[Entries taken from a collection]

======

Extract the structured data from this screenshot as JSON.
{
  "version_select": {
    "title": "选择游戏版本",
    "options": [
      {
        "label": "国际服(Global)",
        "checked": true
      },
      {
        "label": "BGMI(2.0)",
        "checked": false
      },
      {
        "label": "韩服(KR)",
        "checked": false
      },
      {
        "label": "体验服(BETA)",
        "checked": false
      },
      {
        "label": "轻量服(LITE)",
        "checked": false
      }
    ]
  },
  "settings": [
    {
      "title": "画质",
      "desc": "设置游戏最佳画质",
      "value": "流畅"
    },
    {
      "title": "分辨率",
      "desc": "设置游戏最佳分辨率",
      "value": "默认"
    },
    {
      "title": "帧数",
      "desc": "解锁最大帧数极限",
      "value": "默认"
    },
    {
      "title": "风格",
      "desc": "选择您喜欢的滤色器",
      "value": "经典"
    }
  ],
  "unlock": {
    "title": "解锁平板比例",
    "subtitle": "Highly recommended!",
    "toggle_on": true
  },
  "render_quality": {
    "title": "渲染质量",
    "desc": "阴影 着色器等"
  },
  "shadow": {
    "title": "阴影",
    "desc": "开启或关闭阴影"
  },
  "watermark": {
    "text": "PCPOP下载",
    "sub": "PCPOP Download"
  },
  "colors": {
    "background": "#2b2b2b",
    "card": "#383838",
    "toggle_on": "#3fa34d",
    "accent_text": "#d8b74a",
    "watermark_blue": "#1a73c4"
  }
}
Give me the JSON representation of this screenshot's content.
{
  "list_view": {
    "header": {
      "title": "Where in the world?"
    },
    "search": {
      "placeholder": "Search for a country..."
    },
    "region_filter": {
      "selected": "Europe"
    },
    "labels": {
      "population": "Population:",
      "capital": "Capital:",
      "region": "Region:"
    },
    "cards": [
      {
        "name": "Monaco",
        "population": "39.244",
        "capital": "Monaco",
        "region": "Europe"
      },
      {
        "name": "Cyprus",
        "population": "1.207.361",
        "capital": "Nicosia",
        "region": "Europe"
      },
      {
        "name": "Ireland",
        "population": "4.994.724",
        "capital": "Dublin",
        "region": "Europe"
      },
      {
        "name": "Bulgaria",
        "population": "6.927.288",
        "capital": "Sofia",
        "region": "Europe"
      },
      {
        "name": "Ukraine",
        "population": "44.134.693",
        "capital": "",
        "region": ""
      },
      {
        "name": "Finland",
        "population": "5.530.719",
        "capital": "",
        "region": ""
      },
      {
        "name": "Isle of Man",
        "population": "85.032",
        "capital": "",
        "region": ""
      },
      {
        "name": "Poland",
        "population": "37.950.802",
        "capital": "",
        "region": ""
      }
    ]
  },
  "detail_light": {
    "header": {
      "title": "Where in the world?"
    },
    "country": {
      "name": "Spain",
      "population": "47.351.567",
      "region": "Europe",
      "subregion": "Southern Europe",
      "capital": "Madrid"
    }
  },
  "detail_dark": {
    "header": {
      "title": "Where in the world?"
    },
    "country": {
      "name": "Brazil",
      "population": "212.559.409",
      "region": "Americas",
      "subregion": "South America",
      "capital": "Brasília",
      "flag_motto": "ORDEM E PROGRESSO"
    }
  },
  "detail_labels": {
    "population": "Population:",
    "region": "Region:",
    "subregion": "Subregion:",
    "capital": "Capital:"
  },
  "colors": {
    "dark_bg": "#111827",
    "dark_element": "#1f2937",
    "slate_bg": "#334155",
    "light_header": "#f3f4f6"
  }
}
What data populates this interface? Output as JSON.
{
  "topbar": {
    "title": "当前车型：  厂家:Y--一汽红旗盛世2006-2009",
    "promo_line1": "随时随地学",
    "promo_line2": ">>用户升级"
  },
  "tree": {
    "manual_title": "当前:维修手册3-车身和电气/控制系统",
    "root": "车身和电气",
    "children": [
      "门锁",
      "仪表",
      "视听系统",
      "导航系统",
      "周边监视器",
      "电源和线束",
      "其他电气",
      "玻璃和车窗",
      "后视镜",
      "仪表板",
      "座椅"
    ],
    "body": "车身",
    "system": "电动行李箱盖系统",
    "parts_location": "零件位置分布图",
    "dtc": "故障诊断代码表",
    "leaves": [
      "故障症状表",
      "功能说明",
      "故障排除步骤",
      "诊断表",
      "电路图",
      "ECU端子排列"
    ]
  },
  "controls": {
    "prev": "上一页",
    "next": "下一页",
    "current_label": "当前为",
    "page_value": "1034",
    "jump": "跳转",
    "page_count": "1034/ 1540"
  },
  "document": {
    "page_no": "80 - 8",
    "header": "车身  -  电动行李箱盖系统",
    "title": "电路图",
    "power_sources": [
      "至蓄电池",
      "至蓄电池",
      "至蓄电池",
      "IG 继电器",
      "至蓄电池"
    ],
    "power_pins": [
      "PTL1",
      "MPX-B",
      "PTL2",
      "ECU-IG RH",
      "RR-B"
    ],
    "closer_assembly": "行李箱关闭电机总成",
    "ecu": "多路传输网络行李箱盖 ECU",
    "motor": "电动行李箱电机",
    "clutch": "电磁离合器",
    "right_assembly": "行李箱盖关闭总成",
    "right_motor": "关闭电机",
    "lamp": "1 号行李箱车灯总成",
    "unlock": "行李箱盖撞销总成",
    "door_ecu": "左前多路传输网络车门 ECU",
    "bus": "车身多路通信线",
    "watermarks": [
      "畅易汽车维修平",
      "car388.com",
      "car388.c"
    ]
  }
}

======

_Goal_
In the entries above, identify each line that includes the string "subregion", then copy it.

_Exercise response_
      "subregion": "Southern Europe",
      "subregion": "South America",
    "subregion": "Subregion:",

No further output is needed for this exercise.